# ENTRIES
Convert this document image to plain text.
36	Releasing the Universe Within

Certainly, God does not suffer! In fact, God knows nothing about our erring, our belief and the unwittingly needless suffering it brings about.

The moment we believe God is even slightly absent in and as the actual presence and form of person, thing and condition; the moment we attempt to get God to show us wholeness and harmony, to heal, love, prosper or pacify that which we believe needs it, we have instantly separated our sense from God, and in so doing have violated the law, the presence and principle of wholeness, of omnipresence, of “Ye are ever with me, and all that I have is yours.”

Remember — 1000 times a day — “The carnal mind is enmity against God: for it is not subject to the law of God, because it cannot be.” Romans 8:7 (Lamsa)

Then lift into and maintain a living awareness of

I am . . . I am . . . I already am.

# PROBLEM STATEMENT
Write out the material exactly as given.

# SOLVED PROBLEM
Convert this document image to plain text.
36	Releasing the Universe Within

Certainly, God does not suffer! In fact, God knows nothing about our erring, our belief and the unwittingly needless suffering it brings about.

The moment we believe God is even slightly absent in and as the actual presence and form of person, thing and condition; the moment we attempt to get God to show us wholeness and harmony, to heal, love, prosper or pacify that which we believe needs it, we have instantly separated our sense from God, and in so doing have violated the law, the presence and principle of wholeness, of omnipresence, of “Ye are ever with me, and all that I have is yours.”

Remember — 1000 times a day — “The carnal mind is enmity against God: for it is not subject to the law of God, because it cannot be.” Romans 8:7 (Lamsa)

Then lift into and maintain a living awareness of

I am . . . I am . . . I already am.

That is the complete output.